## Information provided
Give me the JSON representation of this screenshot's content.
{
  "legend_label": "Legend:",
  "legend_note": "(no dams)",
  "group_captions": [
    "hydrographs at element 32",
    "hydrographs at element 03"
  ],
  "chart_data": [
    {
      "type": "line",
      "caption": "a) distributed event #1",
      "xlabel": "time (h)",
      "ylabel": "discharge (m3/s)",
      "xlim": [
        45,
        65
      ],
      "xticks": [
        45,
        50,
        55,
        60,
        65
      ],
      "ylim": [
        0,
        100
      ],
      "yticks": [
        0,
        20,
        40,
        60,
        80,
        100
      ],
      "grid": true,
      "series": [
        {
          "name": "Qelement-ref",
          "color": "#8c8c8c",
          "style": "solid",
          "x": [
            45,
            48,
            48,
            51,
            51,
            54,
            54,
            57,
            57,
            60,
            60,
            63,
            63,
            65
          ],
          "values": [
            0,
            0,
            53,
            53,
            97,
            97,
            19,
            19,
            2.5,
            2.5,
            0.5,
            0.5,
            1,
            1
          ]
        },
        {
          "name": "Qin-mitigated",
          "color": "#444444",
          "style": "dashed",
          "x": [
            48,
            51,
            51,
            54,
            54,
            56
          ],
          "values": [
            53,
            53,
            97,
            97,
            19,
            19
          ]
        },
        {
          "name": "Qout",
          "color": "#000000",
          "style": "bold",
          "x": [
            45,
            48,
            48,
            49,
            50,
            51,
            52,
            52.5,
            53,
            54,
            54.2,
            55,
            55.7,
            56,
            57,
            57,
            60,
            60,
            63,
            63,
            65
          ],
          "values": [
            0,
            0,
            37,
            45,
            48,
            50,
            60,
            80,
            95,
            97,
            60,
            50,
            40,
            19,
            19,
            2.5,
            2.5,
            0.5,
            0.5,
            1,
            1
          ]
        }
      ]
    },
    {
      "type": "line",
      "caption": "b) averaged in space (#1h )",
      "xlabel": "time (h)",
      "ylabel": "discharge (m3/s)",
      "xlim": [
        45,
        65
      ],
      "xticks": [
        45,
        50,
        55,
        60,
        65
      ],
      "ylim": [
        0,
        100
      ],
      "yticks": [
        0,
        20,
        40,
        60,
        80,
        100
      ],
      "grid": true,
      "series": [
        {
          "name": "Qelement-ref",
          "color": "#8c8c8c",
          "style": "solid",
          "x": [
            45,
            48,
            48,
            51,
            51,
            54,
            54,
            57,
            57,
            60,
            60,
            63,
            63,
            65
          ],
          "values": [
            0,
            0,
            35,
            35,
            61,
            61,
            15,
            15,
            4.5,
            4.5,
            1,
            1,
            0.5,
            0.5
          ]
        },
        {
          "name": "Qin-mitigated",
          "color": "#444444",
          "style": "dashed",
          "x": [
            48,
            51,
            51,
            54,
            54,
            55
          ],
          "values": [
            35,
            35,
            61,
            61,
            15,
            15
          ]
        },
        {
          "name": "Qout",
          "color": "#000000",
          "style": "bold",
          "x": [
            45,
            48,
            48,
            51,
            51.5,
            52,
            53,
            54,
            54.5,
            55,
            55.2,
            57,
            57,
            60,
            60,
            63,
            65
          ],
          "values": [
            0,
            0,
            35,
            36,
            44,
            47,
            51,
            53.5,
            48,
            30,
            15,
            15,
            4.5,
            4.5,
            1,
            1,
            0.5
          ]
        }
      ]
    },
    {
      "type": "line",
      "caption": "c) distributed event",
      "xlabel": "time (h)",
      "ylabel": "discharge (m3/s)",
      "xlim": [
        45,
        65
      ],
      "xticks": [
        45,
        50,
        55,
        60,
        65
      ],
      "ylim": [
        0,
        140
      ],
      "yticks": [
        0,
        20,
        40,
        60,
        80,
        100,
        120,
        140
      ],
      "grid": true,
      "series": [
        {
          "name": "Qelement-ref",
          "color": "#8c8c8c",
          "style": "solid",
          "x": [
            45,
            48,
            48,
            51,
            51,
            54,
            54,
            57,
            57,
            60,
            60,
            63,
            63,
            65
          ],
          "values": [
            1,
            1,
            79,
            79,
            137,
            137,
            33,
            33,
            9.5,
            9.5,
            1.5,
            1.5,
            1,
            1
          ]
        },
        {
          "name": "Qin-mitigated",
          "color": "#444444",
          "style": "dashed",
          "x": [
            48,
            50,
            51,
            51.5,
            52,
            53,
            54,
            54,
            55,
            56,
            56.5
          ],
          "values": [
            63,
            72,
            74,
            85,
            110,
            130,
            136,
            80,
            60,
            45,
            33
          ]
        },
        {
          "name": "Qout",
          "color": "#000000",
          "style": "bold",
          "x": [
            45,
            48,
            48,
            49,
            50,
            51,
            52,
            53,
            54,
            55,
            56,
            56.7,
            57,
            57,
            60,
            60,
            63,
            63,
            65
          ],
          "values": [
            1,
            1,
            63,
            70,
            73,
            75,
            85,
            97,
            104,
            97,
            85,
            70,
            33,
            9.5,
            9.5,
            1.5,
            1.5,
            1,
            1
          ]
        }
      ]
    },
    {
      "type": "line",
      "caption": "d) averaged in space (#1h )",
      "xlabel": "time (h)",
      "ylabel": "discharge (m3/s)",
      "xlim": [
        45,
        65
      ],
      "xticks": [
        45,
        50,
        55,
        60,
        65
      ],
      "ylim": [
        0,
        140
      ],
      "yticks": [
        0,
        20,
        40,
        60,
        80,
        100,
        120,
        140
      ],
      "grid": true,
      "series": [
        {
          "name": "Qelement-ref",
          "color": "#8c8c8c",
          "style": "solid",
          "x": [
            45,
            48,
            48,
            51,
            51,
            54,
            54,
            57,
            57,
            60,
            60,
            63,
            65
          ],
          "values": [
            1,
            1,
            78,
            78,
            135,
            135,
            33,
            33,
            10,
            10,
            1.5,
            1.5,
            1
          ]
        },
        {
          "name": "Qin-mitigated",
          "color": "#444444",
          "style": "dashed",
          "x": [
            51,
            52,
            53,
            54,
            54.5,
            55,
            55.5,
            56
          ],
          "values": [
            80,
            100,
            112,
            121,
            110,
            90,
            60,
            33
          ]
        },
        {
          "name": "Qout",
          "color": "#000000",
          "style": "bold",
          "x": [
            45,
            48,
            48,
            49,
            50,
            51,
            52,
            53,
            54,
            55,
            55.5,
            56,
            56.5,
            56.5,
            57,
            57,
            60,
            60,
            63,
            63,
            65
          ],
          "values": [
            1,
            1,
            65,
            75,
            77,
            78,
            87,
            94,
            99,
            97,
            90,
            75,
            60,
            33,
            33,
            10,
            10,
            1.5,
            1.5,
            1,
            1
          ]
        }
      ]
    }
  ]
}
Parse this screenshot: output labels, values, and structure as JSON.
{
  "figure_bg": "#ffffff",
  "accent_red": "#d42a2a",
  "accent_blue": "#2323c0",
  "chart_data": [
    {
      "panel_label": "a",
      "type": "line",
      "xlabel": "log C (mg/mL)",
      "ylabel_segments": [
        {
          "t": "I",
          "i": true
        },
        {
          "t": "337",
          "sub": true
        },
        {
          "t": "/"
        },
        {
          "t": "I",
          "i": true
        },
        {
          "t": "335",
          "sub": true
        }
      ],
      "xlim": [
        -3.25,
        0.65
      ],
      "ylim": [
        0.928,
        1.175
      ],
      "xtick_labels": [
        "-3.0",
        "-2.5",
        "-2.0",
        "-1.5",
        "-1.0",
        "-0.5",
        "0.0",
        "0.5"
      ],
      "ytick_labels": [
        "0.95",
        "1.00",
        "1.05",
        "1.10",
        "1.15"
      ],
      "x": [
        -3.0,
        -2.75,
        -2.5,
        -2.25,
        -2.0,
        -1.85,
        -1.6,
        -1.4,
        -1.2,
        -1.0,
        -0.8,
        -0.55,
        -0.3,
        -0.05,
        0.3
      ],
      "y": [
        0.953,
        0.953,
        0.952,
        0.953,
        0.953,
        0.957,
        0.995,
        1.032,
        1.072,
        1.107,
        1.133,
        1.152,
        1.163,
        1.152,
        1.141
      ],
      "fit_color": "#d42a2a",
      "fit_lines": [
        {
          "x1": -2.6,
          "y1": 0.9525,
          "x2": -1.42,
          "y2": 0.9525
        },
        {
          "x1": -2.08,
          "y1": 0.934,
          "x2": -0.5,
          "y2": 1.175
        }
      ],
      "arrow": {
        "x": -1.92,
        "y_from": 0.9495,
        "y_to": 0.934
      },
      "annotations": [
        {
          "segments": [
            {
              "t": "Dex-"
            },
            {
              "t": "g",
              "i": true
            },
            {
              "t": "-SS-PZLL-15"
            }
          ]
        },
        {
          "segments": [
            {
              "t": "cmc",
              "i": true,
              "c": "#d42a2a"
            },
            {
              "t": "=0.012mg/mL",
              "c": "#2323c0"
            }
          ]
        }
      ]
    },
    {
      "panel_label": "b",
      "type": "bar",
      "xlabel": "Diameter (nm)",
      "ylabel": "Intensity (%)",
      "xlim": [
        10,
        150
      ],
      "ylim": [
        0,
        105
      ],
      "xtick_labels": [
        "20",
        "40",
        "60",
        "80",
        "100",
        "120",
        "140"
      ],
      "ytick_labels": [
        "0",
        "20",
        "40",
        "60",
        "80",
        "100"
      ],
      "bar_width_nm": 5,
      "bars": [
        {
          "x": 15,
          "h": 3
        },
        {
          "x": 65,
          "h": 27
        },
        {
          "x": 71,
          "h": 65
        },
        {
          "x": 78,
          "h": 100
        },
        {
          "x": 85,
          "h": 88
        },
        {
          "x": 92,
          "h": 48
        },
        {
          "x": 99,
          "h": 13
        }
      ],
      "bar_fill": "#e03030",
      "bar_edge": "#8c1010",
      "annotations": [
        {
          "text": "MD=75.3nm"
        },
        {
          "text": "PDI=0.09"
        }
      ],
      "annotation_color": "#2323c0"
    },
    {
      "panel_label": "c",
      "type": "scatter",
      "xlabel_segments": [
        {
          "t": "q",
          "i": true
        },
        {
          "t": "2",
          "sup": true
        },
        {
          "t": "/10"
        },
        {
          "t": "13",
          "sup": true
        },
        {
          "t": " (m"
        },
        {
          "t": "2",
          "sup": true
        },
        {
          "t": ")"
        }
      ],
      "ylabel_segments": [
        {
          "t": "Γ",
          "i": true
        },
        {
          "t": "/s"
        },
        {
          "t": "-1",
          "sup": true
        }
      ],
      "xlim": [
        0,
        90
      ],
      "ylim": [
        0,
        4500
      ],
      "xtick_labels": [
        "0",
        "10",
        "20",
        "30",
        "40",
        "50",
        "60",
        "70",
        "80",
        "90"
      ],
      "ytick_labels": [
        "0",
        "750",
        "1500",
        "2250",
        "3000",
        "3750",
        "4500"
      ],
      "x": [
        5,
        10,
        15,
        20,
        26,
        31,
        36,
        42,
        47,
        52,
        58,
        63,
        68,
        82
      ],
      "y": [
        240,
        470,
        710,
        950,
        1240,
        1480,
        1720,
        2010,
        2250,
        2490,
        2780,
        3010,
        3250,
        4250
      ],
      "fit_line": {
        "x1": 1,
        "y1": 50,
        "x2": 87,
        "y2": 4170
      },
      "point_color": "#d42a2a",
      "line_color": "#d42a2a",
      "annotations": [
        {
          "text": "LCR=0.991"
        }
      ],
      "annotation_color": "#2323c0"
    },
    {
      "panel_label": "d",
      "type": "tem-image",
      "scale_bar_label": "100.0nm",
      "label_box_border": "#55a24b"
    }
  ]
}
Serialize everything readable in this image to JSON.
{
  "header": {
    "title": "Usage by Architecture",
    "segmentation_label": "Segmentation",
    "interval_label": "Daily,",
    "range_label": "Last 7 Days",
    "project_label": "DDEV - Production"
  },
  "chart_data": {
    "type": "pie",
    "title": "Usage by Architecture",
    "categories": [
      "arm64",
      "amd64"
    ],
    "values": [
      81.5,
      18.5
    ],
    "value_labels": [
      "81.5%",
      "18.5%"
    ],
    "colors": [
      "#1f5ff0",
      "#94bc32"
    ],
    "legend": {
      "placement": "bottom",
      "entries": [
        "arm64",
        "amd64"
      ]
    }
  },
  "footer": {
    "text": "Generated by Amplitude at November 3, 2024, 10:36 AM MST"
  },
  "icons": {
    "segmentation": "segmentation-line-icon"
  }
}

## What needs to be done
Repeat word for word the lines running from the line containing "Serialize everything readable" to the end of the entries above, inclusive.

## Solution
Serialize everything readable in this image to JSON.
{
  "header": {
    "title": "Usage by Architecture",
    "segmentation_label": "Segmentation",
    "interval_label": "Daily,",
    "range_label": "Last 7 Days",
    "project_label": "DDEV - Production"
  },
  "chart_data": {
    "type": "pie",
    "title": "Usage by Architecture",
    "categories": [
      "arm64",
      "amd64"
    ],
    "values": [
      81.5,
      18.5
    ],
    "value_labels": [
      "81.5%",
      "18.5%"
    ],
    "colors": [
      "#1f5ff0",
      "#94bc32"
    ],
    "legend": {
      "placement": "bottom",
      "entries": [
        "arm64",
        "amd64"
      ]
    }
  },
  "footer": {
    "text": "Generated by Amplitude at November 3, 2024, 10:36 AM MST"
  },
  "icons": {
    "segmentation": "segmentation-line-icon"
  }
}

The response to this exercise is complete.